● **Stated goal**
Reproduce the records below in full and without edits, omitting images.
===== Extracted material
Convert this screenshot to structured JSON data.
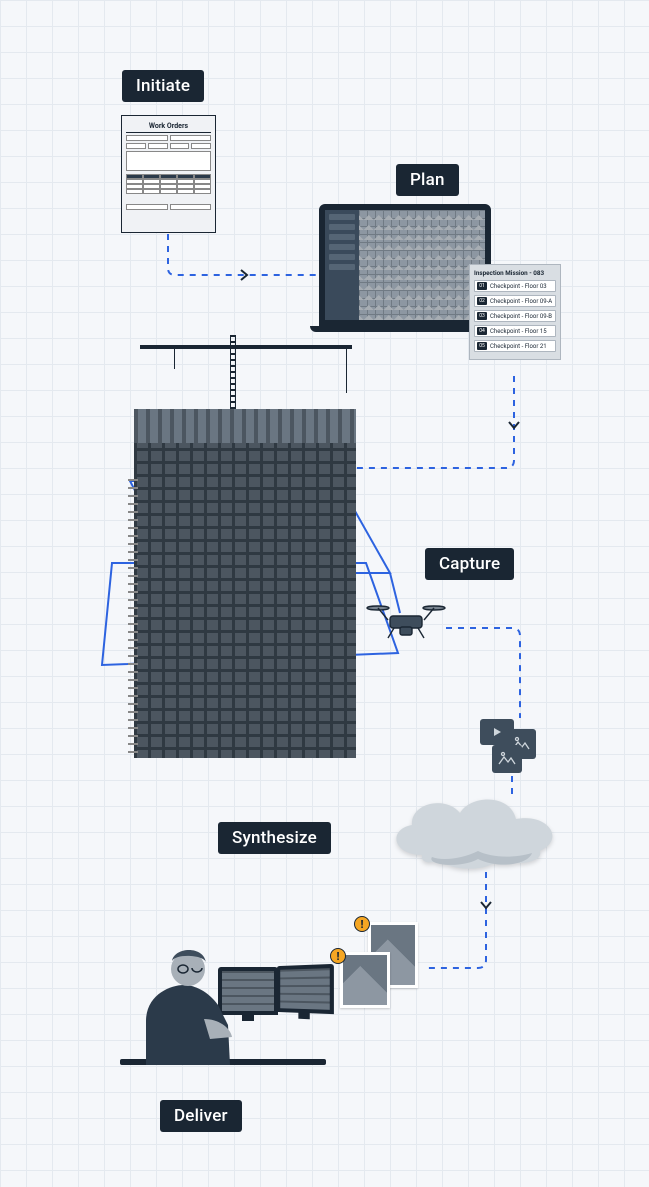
{
  "steps": {
    "initiate": "Initiate",
    "plan": "Plan",
    "capture": "Capture",
    "synthesize": "Synthesize",
    "deliver": "Deliver"
  },
  "workorder": {
    "title": "Work Orders"
  },
  "mission": {
    "title": "Inspection Mission - 083",
    "checkpoints": [
      {
        "num": "01",
        "label": "Checkpoint - Floor 03"
      },
      {
        "num": "02",
        "label": "Checkpoint - Floor 09-A"
      },
      {
        "num": "03",
        "label": "Checkpoint - Floor 09-B"
      },
      {
        "num": "04",
        "label": "Checkpoint - Floor 15"
      },
      {
        "num": "05",
        "label": "Checkpoint - Floor 21"
      }
    ]
  },
  "alert_glyph": "!"
}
==========
● **Solved exercise**
Convert this screenshot to structured JSON data.
{
  "steps": {
    "initiate": "Initiate",
    "plan": "Plan",
    "capture": "Capture",
    "synthesize": "Synthesize",
    "deliver": "Deliver"
  },
  "workorder": {
    "title": "Work Orders"
  },
  "mission": {
    "title": "Inspection Mission - 083",
    "checkpoints": [
      {
        "num": "01",
        "label": "Checkpoint - Floor 03"
      },
      {
        "num": "02",
        "label": "Checkpoint - Floor 09-A"
      },
      {
        "num": "03",
        "label": "Checkpoint - Floor 09-B"
      },
      {
        "num": "04",
        "label": "Checkpoint - Floor 15"
      },
      {
        "num": "05",
        "label": "Checkpoint - Floor 21"
      }
    ]
  },
  "alert_glyph": "!"
}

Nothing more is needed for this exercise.